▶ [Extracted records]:
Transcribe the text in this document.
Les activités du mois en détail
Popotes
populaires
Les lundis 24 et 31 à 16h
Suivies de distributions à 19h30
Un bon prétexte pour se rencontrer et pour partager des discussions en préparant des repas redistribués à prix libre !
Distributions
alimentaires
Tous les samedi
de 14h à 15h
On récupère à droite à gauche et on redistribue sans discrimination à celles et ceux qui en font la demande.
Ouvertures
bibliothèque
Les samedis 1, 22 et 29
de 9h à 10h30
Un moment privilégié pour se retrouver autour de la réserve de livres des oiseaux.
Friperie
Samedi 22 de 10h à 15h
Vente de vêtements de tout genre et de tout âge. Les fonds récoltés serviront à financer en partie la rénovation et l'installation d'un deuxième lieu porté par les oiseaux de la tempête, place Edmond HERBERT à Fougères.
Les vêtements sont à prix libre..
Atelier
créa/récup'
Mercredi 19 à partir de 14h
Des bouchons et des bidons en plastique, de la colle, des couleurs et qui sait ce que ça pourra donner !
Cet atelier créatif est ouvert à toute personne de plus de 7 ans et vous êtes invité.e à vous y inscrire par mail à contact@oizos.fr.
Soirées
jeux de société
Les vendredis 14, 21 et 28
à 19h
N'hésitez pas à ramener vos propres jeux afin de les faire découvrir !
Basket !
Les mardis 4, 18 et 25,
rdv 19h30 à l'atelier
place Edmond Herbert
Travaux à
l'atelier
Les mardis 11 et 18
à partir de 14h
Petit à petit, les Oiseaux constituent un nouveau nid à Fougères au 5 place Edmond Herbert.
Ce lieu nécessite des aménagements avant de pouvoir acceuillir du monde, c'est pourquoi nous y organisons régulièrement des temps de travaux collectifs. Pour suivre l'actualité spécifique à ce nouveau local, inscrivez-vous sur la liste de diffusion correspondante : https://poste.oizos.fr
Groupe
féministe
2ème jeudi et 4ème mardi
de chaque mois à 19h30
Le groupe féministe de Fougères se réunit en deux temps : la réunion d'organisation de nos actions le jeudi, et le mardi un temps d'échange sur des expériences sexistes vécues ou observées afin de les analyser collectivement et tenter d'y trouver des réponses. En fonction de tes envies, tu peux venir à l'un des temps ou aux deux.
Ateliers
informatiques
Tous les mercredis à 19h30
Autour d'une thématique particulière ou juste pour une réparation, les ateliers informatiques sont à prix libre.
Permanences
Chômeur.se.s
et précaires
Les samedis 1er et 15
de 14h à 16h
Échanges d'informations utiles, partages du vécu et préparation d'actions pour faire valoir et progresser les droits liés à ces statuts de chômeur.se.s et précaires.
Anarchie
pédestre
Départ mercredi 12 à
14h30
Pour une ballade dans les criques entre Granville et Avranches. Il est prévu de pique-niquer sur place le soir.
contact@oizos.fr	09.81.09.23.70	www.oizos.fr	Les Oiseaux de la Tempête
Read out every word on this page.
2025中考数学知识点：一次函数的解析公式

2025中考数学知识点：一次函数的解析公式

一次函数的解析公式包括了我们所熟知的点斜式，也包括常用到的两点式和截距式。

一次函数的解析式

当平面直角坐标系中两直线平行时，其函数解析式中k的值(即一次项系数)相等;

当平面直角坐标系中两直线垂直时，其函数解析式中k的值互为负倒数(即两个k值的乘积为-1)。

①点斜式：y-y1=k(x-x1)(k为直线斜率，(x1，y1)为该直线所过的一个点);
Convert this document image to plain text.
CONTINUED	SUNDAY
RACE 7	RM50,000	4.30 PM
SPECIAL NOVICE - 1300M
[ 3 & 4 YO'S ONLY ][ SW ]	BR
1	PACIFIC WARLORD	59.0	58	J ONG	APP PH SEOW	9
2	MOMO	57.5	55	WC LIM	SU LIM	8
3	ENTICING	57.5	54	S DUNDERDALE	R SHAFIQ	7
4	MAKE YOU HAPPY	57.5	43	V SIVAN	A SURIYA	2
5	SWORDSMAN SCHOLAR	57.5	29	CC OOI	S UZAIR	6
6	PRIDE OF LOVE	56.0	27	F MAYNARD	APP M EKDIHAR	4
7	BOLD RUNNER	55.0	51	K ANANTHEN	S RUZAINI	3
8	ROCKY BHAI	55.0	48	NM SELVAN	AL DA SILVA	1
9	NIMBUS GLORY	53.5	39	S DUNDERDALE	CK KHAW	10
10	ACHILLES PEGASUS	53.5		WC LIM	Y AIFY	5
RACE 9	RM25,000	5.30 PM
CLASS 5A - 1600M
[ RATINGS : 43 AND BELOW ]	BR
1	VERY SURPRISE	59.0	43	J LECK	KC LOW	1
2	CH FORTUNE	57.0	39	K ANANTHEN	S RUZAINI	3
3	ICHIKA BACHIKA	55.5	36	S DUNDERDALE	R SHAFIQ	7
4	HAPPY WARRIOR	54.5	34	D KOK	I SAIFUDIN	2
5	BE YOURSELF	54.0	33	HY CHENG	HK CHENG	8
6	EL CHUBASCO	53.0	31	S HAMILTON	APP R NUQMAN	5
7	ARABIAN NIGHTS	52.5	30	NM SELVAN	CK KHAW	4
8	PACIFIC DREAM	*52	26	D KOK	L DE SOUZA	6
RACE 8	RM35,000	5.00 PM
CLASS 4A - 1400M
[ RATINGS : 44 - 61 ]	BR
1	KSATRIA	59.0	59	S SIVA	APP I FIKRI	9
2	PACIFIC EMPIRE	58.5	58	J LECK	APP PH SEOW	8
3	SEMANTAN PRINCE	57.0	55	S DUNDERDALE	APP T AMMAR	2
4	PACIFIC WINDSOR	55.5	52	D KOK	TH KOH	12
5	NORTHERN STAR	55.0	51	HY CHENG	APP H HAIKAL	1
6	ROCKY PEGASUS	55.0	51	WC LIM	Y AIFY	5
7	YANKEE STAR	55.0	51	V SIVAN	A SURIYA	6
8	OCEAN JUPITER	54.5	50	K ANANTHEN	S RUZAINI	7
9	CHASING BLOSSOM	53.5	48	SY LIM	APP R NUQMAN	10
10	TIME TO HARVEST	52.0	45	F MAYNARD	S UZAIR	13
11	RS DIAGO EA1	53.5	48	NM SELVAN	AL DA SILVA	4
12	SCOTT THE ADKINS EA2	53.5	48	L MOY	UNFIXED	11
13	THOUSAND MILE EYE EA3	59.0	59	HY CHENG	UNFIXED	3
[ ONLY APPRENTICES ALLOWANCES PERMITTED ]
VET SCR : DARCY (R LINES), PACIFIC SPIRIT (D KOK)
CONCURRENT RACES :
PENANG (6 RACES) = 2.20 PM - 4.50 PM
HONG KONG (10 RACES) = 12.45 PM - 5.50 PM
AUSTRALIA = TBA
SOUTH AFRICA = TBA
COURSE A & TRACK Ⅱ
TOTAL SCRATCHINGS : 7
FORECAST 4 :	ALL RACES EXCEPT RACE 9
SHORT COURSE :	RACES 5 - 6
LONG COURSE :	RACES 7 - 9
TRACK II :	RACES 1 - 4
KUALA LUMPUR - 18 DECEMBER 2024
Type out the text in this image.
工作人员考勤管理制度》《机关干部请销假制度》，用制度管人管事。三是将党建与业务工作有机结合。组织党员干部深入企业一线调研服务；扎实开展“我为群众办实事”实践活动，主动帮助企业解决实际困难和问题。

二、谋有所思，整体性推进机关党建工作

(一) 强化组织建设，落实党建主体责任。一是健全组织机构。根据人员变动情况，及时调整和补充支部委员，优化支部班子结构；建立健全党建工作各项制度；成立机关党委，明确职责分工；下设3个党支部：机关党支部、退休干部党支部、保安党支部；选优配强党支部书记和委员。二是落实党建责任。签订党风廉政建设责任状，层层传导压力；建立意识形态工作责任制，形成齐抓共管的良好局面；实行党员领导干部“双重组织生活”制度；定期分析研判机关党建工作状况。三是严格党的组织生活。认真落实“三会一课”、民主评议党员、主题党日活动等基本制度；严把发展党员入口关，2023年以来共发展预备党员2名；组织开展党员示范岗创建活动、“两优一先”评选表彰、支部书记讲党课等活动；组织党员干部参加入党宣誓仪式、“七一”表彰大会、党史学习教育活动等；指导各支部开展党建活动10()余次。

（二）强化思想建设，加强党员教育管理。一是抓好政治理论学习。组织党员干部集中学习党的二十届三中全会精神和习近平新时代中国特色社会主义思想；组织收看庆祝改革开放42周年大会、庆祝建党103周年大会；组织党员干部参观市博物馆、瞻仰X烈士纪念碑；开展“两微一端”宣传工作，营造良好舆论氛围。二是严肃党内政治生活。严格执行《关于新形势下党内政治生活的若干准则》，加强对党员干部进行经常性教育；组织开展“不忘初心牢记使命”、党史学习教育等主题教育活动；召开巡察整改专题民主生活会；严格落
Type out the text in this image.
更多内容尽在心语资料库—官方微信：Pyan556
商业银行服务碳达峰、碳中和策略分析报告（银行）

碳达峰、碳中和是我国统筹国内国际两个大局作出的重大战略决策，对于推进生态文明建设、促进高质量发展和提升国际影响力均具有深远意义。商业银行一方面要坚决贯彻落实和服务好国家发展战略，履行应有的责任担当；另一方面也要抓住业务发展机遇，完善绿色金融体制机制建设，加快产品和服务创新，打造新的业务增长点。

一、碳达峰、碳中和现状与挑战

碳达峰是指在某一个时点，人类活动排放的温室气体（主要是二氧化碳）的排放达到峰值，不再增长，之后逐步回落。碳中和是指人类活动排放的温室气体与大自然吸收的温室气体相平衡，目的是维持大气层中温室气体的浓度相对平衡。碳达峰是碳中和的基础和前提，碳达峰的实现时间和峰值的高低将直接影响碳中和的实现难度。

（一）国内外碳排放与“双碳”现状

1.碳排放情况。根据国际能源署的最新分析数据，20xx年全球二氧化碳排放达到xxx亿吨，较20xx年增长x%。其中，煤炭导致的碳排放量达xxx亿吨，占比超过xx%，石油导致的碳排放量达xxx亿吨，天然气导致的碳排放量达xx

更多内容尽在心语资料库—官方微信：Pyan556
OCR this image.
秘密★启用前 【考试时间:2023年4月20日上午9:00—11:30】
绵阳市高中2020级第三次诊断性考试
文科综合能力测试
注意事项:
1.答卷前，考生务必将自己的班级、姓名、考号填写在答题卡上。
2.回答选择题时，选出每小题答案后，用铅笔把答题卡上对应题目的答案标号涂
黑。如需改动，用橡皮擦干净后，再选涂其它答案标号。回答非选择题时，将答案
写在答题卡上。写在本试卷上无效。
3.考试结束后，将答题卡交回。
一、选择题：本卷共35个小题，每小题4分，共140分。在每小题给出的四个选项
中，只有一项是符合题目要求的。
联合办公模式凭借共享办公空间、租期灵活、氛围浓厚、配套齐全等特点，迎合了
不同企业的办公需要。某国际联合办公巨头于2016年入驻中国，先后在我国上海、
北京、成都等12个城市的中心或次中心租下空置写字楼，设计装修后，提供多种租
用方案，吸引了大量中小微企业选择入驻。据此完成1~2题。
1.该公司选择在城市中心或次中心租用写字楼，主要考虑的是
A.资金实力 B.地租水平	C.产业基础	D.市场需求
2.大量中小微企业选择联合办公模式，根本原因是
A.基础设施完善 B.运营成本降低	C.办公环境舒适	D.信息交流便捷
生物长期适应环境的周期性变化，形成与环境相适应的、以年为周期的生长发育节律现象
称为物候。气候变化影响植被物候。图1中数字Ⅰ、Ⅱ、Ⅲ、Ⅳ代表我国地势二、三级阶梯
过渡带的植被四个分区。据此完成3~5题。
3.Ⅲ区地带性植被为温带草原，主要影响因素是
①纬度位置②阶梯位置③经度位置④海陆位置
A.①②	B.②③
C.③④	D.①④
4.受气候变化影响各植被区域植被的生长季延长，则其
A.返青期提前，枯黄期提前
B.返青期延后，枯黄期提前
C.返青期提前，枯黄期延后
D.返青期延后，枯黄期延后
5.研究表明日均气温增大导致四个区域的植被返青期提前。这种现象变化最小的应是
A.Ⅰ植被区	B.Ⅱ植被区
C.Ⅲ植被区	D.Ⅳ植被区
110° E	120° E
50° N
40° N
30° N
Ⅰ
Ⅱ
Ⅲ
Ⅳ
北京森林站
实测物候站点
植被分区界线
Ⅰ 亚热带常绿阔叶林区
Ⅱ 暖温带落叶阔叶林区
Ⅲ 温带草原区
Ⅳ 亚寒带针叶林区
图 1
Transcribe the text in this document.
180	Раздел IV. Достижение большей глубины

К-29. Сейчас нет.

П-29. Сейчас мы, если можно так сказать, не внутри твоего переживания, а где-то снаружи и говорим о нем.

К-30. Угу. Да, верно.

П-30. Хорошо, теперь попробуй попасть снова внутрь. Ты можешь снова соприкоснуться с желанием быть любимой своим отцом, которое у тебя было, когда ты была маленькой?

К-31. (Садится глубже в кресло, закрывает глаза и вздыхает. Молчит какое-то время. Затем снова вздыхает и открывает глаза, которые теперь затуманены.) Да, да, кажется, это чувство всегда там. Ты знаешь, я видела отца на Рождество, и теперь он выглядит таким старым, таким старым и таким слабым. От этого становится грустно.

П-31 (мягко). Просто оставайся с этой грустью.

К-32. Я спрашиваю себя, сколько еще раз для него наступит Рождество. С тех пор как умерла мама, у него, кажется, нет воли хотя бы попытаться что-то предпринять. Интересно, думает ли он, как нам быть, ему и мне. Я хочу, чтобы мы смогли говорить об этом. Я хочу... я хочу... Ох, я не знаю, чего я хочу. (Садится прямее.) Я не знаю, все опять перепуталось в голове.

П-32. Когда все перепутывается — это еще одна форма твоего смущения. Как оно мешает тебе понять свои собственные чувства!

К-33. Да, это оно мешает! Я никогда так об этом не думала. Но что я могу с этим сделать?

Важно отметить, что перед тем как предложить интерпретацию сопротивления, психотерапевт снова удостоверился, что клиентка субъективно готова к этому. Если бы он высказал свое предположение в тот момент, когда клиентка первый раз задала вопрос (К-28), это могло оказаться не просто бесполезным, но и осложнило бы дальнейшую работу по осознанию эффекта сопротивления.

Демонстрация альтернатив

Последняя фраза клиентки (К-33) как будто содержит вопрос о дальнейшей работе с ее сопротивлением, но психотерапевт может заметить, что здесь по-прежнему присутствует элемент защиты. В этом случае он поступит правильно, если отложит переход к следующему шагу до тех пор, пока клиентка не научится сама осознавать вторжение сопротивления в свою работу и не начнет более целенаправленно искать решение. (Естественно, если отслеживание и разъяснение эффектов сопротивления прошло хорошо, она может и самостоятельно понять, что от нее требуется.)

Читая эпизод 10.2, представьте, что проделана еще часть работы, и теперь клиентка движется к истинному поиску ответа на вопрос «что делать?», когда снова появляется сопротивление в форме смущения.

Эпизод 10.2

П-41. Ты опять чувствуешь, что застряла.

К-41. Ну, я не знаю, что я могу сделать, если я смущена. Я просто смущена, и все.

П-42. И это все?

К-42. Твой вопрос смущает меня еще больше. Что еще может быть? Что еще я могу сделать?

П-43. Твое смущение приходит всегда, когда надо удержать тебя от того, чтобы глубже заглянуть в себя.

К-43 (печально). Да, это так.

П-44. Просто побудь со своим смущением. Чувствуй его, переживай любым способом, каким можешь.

▶ [WHAT TO WORK ON]:
Look through the entries above; copy every line holding the string "NUQMAN".

▶ [EXPECTED ANSWER]:
6	EL CHUBASCO	53.0	31	S HAMILTON	APP R NUQMAN	5
9	CHASING BLOSSOM	53.5	48	SY LIM	APP R NUQMAN	10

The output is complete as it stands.